---- LISTING

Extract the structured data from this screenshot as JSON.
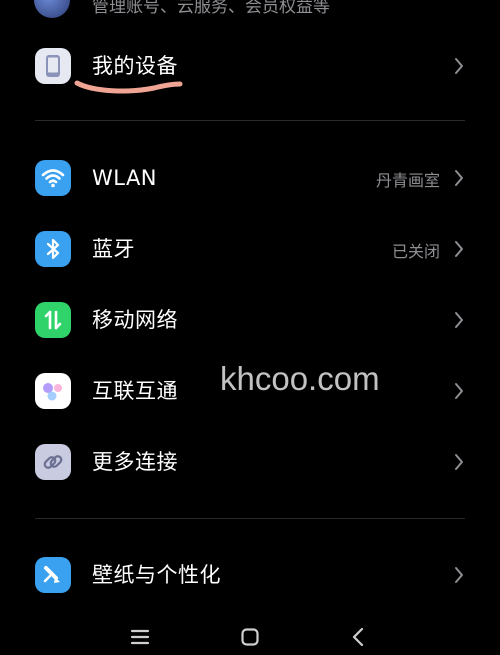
{
  "account": {
    "subtitle": "管理账号、云服务、会员权益等"
  },
  "settings": {
    "my_device": {
      "label": "我的设备",
      "icon": "phone-device-icon"
    },
    "wlan": {
      "label": "WLAN",
      "value": "丹青画室",
      "icon": "wifi-icon"
    },
    "bluetooth": {
      "label": "蓝牙",
      "value": "已关闭",
      "icon": "bluetooth-icon"
    },
    "mobile_network": {
      "label": "移动网络",
      "icon": "mobile-data-icon"
    },
    "interconnect": {
      "label": "互联互通",
      "icon": "interconnect-icon"
    },
    "more_connections": {
      "label": "更多连接",
      "icon": "link-icon"
    },
    "wallpaper": {
      "label": "壁纸与个性化",
      "icon": "wallpaper-brush-icon"
    }
  },
  "watermark": "khcoo.com",
  "colors": {
    "background": "#000000",
    "wifi": "#3aa0f0",
    "bluetooth": "#3aa0f0",
    "mobile": "#2fd36a",
    "underline": "#f0a493"
  },
  "navbar": {
    "icons": [
      "menu-icon",
      "home-icon",
      "back-icon"
    ]
  }
}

--------

### WHAT YOU HAVE TO DO
Repeat each entry exactly as given; no pictures belong in the copy.

### ANSWER TO THIS EXERCISE
Extract the structured data from this screenshot as JSON.
{
  "account": {
    "subtitle": "管理账号、云服务、会员权益等"
  },
  "settings": {
    "my_device": {
      "label": "我的设备",
      "icon": "phone-device-icon"
    },
    "wlan": {
      "label": "WLAN",
      "value": "丹青画室",
      "icon": "wifi-icon"
    },
    "bluetooth": {
      "label": "蓝牙",
      "value": "已关闭",
      "icon": "bluetooth-icon"
    },
    "mobile_network": {
      "label": "移动网络",
      "icon": "mobile-data-icon"
    },
    "interconnect": {
      "label": "互联互通",
      "icon": "interconnect-icon"
    },
    "more_connections": {
      "label": "更多连接",
      "icon": "link-icon"
    },
    "wallpaper": {
      "label": "壁纸与个性化",
      "icon": "wallpaper-brush-icon"
    }
  },
  "watermark": "khcoo.com",
  "colors": {
    "background": "#000000",
    "wifi": "#3aa0f0",
    "bluetooth": "#3aa0f0",
    "mobile": "#2fd36a",
    "underline": "#f0a493"
  },
  "navbar": {
    "icons": [
      "menu-icon",
      "home-icon",
      "back-icon"
    ]
  }
}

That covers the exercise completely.